Items from a figure collection:
· · · · ·
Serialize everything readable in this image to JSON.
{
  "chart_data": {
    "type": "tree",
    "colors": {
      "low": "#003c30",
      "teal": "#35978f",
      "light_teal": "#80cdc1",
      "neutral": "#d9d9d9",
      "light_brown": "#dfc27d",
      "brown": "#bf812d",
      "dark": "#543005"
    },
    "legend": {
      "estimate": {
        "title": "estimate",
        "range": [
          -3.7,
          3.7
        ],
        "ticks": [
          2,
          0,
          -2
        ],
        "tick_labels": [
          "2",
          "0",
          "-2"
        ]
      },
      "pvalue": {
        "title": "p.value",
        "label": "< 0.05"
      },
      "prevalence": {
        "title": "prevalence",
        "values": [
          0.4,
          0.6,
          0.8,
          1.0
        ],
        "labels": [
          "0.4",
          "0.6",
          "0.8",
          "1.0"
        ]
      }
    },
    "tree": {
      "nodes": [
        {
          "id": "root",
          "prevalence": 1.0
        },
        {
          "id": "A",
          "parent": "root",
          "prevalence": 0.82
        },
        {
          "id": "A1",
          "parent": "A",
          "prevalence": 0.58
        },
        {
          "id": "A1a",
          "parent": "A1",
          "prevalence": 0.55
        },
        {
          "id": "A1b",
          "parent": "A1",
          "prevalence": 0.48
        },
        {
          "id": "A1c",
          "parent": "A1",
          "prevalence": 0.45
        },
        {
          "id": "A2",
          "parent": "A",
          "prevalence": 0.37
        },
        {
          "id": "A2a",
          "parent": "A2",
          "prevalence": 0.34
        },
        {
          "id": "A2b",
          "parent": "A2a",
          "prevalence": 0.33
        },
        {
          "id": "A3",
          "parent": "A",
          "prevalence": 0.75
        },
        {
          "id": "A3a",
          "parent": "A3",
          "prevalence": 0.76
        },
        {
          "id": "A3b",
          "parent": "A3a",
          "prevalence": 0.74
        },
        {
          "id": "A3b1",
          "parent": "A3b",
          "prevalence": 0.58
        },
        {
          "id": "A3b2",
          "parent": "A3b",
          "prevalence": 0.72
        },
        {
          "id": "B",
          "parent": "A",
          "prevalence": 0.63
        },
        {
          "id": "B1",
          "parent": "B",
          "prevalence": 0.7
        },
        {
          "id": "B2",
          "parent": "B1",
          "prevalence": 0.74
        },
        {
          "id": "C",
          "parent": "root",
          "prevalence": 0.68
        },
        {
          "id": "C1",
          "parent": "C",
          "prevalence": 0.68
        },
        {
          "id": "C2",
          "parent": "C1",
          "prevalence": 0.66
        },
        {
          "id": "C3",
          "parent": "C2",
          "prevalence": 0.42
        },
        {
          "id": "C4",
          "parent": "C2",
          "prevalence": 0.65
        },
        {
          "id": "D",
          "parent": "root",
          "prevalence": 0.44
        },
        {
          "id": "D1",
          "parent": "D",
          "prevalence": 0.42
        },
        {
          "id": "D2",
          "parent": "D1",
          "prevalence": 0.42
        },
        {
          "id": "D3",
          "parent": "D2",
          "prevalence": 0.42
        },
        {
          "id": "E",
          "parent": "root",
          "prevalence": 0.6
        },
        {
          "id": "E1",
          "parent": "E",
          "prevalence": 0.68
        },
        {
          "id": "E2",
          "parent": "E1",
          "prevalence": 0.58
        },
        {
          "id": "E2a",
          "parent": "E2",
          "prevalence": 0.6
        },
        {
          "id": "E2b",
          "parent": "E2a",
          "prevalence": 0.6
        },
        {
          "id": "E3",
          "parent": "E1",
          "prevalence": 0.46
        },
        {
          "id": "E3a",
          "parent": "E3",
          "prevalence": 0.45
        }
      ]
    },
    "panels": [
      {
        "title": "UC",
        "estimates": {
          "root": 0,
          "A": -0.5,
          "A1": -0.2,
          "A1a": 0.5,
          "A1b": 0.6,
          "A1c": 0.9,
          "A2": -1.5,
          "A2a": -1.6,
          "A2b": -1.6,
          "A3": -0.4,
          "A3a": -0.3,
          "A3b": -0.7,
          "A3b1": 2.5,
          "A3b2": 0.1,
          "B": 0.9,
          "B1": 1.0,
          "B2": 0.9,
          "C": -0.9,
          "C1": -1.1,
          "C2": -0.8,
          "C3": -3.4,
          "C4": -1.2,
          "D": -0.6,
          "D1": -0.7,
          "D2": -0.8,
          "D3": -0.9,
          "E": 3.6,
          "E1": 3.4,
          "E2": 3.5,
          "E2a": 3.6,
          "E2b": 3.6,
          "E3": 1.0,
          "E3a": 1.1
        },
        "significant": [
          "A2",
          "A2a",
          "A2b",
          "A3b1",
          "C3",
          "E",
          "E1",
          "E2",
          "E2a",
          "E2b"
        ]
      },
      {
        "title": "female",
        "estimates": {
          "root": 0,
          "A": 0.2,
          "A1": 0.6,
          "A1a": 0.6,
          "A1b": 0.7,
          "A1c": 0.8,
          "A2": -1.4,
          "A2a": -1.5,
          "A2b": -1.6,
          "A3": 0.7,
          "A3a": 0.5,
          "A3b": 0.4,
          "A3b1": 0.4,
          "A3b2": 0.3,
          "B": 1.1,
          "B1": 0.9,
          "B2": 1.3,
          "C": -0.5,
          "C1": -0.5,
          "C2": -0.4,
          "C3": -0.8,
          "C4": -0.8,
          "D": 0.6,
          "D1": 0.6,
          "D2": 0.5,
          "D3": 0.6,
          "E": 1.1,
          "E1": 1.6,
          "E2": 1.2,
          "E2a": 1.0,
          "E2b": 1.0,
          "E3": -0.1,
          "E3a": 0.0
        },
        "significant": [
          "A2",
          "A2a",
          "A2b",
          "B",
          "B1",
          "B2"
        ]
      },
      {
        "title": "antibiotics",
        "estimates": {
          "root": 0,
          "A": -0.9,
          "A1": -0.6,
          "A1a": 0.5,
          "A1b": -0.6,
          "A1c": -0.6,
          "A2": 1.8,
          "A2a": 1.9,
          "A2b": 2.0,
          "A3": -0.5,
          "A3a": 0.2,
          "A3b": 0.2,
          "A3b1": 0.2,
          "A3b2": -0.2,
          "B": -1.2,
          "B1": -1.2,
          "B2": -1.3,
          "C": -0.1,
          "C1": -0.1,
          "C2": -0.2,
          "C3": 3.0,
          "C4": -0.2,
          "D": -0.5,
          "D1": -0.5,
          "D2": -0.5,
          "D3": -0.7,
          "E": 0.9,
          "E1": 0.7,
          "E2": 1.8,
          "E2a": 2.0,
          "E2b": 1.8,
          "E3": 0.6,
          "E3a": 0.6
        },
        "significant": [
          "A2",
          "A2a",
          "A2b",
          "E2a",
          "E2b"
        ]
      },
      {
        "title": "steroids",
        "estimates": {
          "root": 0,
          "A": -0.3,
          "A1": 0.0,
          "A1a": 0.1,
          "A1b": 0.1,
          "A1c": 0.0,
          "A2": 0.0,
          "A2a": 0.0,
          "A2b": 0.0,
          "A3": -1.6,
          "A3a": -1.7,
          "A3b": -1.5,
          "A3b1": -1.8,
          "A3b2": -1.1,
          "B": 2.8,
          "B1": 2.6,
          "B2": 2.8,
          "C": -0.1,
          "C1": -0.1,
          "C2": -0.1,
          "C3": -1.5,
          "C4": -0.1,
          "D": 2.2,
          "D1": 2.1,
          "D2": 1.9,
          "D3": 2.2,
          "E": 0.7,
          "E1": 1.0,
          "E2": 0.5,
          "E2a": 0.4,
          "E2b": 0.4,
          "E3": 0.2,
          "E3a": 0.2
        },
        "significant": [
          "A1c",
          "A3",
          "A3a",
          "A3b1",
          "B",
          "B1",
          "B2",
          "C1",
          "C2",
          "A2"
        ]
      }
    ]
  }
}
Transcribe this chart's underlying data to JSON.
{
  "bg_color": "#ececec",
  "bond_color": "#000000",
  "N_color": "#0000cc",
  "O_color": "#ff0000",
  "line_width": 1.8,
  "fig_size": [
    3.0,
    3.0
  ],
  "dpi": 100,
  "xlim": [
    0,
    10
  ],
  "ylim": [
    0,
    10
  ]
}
· · · · ·
Given request: From the line containing "Transcribe this chart's" down to the last line, reproduce the records exactly. Include both ends.

Finished task:
Transcribe this chart's underlying data to JSON.
{
  "bg_color": "#ececec",
  "bond_color": "#000000",
  "N_color": "#0000cc",
  "O_color": "#ff0000",
  "line_width": 1.8,
  "fig_size": [
    3.0,
    3.0
  ],
  "dpi": 100,
  "xlim": [
    0,
    10
  ],
  "ylim": [
    0,
    10
  ]
}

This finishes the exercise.